## DATASET EXCERPTS
....

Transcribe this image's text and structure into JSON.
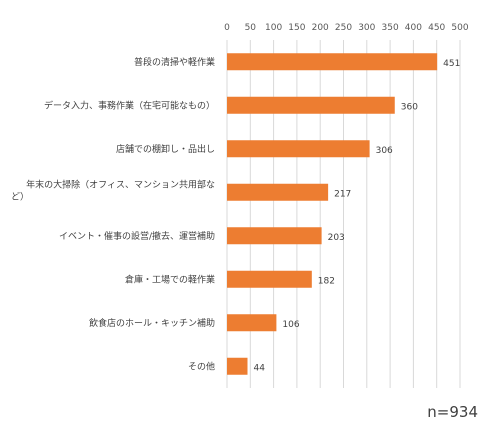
{
  "chart_data": {
    "type": "bar",
    "orientation": "horizontal",
    "categories": [
      [
        "普段の清掃や軽作業"
      ],
      [
        "データ入力、事務作業（在宅可能なもの）"
      ],
      [
        "店舗での棚卸し・品出し"
      ],
      [
        "年末の大掃除（オフィス、マンション共用部な",
        "ど）"
      ],
      [
        "イベント・催事の設営/撤去、運営補助"
      ],
      [
        "倉庫・工場での軽作業"
      ],
      [
        "飲食店のホール・キッチン補助"
      ],
      [
        "その他"
      ]
    ],
    "values": [
      451,
      360,
      306,
      217,
      203,
      182,
      106,
      44
    ],
    "xlim": [
      0,
      500
    ],
    "ticks": [
      0,
      50,
      100,
      150,
      200,
      250,
      300,
      350,
      400,
      450,
      500
    ],
    "axis_position": "top",
    "grid": true,
    "bar_color": "#ED7D31",
    "gridline_color": "#D9D9D9"
  },
  "note": "n=934"
}
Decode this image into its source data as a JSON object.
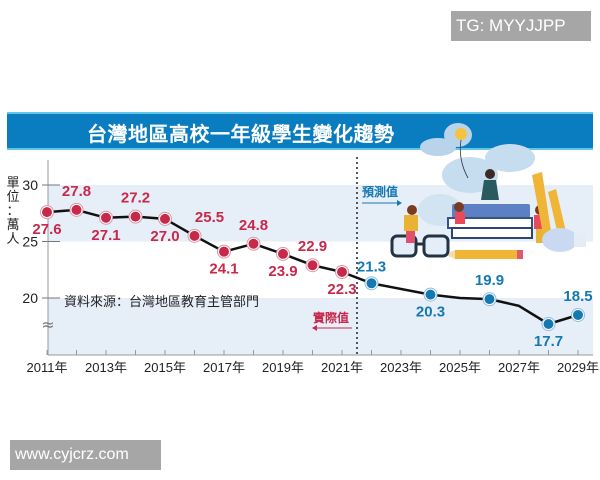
{
  "watermarks": {
    "top": "TG: MYYJJPP",
    "bottom": "www.cyjcrz.com"
  },
  "banner": {
    "title": "台灣地區高校一年級學生變化趨勢"
  },
  "axis": {
    "y_unit_chars": [
      "單",
      "位",
      "：",
      "萬",
      "人"
    ],
    "y_unit": "單位：萬人",
    "y_ticks": [
      "30",
      "25",
      "20"
    ],
    "axis_break_glyph": "≈",
    "x_tick_labels": [
      "2011年",
      "2013年",
      "2015年",
      "2017年",
      "2019年",
      "2021年",
      "2023年",
      "2025年",
      "2027年",
      "2029年"
    ]
  },
  "annotations": {
    "source": "資料來源：台灣地區教育主管部門",
    "forecast_label": "預測值",
    "actual_label": "實際值"
  },
  "colors": {
    "banner": "#0a7cc0",
    "banner_border": "#5fc7ea",
    "actual": "#c8284a",
    "forecast": "#1678b2",
    "line": "#111111",
    "band": "#e6eef8"
  },
  "chart_data": {
    "type": "line",
    "title": "台灣地區高校一年級學生變化趨勢",
    "xlabel": "",
    "ylabel": "單位：萬人",
    "ylim": [
      16.5,
      31
    ],
    "y_ticks": [
      20,
      25,
      30
    ],
    "grid": false,
    "legend": "inline annotations (實際值 / 預測值) separated by dotted vertical line between 2021 and 2022",
    "x_tick_labels": [
      "2011年",
      "2013年",
      "2015年",
      "2017年",
      "2019年",
      "2021年",
      "2023年",
      "2025年",
      "2027年",
      "2029年"
    ],
    "series": [
      {
        "name": "實際值",
        "x": [
          2011,
          2012,
          2013,
          2014,
          2015,
          2016,
          2017,
          2018,
          2019,
          2020,
          2021
        ],
        "values": [
          27.6,
          27.8,
          27.1,
          27.2,
          27.0,
          25.5,
          24.1,
          24.8,
          23.9,
          22.9,
          22.3
        ]
      },
      {
        "name": "預測值",
        "x": [
          2022,
          2024,
          2026,
          2028,
          2029
        ],
        "values": [
          21.3,
          20.3,
          19.9,
          17.7,
          18.5
        ]
      }
    ],
    "annotations": [
      "資料來源：台灣地區教育主管部門"
    ]
  }
}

....

## SHORT EXERCISE
Would you mind returning each entry above word for word, skipping the images?

## TASK RESULT
Transcribe this image's text and structure into JSON.
{
  "chart_data": {
    "type": "bar",
    "orientation": "horizontal",
    "categories": [
      [
        "普段の清掃や軽作業"
      ],
      [
        "データ入力、事務作業（在宅可能なもの）"
      ],
      [
        "店舗での棚卸し・品出し"
      ],
      [
        "年末の大掃除（オフィス、マンション共用部な",
        "ど）"
      ],
      [
        "イベント・催事の設営/撤去、運営補助"
      ],
      [
        "倉庫・工場での軽作業"
      ],
      [
        "飲食店のホール・キッチン補助"
      ],
      [
        "その他"
      ]
    ],
    "values": [
      451,
      360,
      306,
      217,
      203,
      182,
      106,
      44
    ],
    "xlim": [
      0,
      500
    ],
    "ticks": [
      0,
      50,
      100,
      150,
      200,
      250,
      300,
      350,
      400,
      450,
      500
    ],
    "axis_position": "top",
    "grid": true,
    "bar_color": "#ED7D31",
    "gridline_color": "#D9D9D9"
  },
  "note": "n=934"
}
Decode this image into its source data as a JSON object.
{
  "watermarks": {
    "top": "TG: MYYJJPP",
    "bottom": "www.cyjcrz.com"
  },
  "banner": {
    "title": "台灣地區高校一年級學生變化趨勢"
  },
  "axis": {
    "y_unit_chars": [
      "單",
      "位",
      "：",
      "萬",
      "人"
    ],
    "y_unit": "單位：萬人",
    "y_ticks": [
      "30",
      "25",
      "20"
    ],
    "axis_break_glyph": "≈",
    "x_tick_labels": [
      "2011年",
      "2013年",
      "2015年",
      "2017年",
      "2019年",
      "2021年",
      "2023年",
      "2025年",
      "2027年",
      "2029年"
    ]
  },
  "annotations": {
    "source": "資料來源：台灣地區教育主管部門",
    "forecast_label": "預測值",
    "actual_label": "實際值"
  },
  "colors": {
    "banner": "#0a7cc0",
    "banner_border": "#5fc7ea",
    "actual": "#c8284a",
    "forecast": "#1678b2",
    "line": "#111111",
    "band": "#e6eef8"
  },
  "chart_data": {
    "type": "line",
    "title": "台灣地區高校一年級學生變化趨勢",
    "xlabel": "",
    "ylabel": "單位：萬人",
    "ylim": [
      16.5,
      31
    ],
    "y_ticks": [
      20,
      25,
      30
    ],
    "grid": false,
    "legend": "inline annotations (實際值 / 預測值) separated by dotted vertical line between 2021 and 2022",
    "x_tick_labels": [
      "2011年",
      "2013年",
      "2015年",
      "2017年",
      "2019年",
      "2021年",
      "2023年",
      "2025年",
      "2027年",
      "2029年"
    ],
    "series": [
      {
        "name": "實際值",
        "x": [
          2011,
          2012,
          2013,
          2014,
          2015,
          2016,
          2017,
          2018,
          2019,
          2020,
          2021
        ],
        "values": [
          27.6,
          27.8,
          27.1,
          27.2,
          27.0,
          25.5,
          24.1,
          24.8,
          23.9,
          22.9,
          22.3
        ]
      },
      {
        "name": "預測值",
        "x": [
          2022,
          2024,
          2026,
          2028,
          2029
        ],
        "values": [
          21.3,
          20.3,
          19.9,
          17.7,
          18.5
        ]
      }
    ],
    "annotations": [
      "資料來源：台灣地區教育主管部門"
    ]
  }
}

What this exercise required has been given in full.